== Task statement ==
Take the data below and repeat it exactly.

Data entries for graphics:
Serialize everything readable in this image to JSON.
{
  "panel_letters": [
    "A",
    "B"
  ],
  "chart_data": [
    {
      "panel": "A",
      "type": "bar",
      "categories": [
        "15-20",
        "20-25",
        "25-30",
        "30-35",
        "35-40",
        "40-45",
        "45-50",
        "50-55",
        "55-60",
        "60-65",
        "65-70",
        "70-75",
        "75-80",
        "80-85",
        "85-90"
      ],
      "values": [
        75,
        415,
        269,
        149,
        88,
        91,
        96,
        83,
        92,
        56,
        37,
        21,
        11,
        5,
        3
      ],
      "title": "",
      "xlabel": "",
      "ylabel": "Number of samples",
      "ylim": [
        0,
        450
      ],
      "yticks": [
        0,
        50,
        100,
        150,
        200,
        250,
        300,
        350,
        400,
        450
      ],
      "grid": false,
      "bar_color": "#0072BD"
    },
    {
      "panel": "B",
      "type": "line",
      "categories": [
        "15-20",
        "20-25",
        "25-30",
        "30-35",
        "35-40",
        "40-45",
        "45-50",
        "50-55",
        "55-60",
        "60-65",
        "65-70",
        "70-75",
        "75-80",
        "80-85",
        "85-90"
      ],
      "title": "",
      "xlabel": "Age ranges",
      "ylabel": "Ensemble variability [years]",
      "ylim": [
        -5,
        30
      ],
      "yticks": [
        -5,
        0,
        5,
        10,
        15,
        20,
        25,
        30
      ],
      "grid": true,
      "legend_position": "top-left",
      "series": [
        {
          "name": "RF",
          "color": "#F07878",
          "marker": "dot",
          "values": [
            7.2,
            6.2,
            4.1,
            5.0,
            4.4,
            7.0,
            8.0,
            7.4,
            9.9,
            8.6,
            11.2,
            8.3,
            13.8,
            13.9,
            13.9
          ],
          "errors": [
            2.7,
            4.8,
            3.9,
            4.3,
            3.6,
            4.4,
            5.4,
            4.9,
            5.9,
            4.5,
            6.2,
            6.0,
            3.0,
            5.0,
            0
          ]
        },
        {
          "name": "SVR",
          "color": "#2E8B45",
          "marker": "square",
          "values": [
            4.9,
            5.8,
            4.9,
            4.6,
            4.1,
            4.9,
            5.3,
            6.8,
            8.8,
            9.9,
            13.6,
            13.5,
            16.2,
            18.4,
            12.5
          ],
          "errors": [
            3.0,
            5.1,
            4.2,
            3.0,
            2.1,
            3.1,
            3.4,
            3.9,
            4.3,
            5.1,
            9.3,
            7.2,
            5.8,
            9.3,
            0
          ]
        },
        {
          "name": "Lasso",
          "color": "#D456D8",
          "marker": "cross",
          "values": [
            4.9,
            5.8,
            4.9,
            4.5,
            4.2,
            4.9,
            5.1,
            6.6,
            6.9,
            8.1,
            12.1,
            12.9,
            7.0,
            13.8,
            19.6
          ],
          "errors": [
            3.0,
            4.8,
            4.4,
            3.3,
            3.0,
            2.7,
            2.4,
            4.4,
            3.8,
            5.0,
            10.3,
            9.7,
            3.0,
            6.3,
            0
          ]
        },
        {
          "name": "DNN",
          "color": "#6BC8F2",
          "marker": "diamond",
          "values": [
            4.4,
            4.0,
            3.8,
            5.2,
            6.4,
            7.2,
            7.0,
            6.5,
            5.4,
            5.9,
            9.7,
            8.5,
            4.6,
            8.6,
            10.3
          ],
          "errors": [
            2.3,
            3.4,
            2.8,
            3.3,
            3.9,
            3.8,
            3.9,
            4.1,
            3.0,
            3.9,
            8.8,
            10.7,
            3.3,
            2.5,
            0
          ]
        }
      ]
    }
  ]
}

== The output ==
Serialize everything readable in this image to JSON.
{
  "panel_letters": [
    "A",
    "B"
  ],
  "chart_data": [
    {
      "panel": "A",
      "type": "bar",
      "categories": [
        "15-20",
        "20-25",
        "25-30",
        "30-35",
        "35-40",
        "40-45",
        "45-50",
        "50-55",
        "55-60",
        "60-65",
        "65-70",
        "70-75",
        "75-80",
        "80-85",
        "85-90"
      ],
      "values": [
        75,
        415,
        269,
        149,
        88,
        91,
        96,
        83,
        92,
        56,
        37,
        21,
        11,
        5,
        3
      ],
      "title": "",
      "xlabel": "",
      "ylabel": "Number of samples",
      "ylim": [
        0,
        450
      ],
      "yticks": [
        0,
        50,
        100,
        150,
        200,
        250,
        300,
        350,
        400,
        450
      ],
      "grid": false,
      "bar_color": "#0072BD"
    },
    {
      "panel": "B",
      "type": "line",
      "categories": [
        "15-20",
        "20-25",
        "25-30",
        "30-35",
        "35-40",
        "40-45",
        "45-50",
        "50-55",
        "55-60",
        "60-65",
        "65-70",
        "70-75",
        "75-80",
        "80-85",
        "85-90"
      ],
      "title": "",
      "xlabel": "Age ranges",
      "ylabel": "Ensemble variability [years]",
      "ylim": [
        -5,
        30
      ],
      "yticks": [
        -5,
        0,
        5,
        10,
        15,
        20,
        25,
        30
      ],
      "grid": true,
      "legend_position": "top-left",
      "series": [
        {
          "name": "RF",
          "color": "#F07878",
          "marker": "dot",
          "values": [
            7.2,
            6.2,
            4.1,
            5.0,
            4.4,
            7.0,
            8.0,
            7.4,
            9.9,
            8.6,
            11.2,
            8.3,
            13.8,
            13.9,
            13.9
          ],
          "errors": [
            2.7,
            4.8,
            3.9,
            4.3,
            3.6,
            4.4,
            5.4,
            4.9,
            5.9,
            4.5,
            6.2,
            6.0,
            3.0,
            5.0,
            0
          ]
        },
        {
          "name": "SVR",
          "color": "#2E8B45",
          "marker": "square",
          "values": [
            4.9,
            5.8,
            4.9,
            4.6,
            4.1,
            4.9,
            5.3,
            6.8,
            8.8,
            9.9,
            13.6,
            13.5,
            16.2,
            18.4,
            12.5
          ],
          "errors": [
            3.0,
            5.1,
            4.2,
            3.0,
            2.1,
            3.1,
            3.4,
            3.9,
            4.3,
            5.1,
            9.3,
            7.2,
            5.8,
            9.3,
            0
          ]
        },
        {
          "name": "Lasso",
          "color": "#D456D8",
          "marker": "cross",
          "values": [
            4.9,
            5.8,
            4.9,
            4.5,
            4.2,
            4.9,
            5.1,
            6.6,
            6.9,
            8.1,
            12.1,
            12.9,
            7.0,
            13.8,
            19.6
          ],
          "errors": [
            3.0,
            4.8,
            4.4,
            3.3,
            3.0,
            2.7,
            2.4,
            4.4,
            3.8,
            5.0,
            10.3,
            9.7,
            3.0,
            6.3,
            0
          ]
        },
        {
          "name": "DNN",
          "color": "#6BC8F2",
          "marker": "diamond",
          "values": [
            4.4,
            4.0,
            3.8,
            5.2,
            6.4,
            7.2,
            7.0,
            6.5,
            5.4,
            5.9,
            9.7,
            8.5,
            4.6,
            8.6,
            10.3
          ],
          "errors": [
            2.3,
            3.4,
            2.8,
            3.3,
            3.9,
            3.8,
            3.9,
            4.1,
            3.0,
            3.9,
            8.8,
            10.7,
            3.3,
            2.5,
            0
          ]
        }
      ]
    }
  ]
}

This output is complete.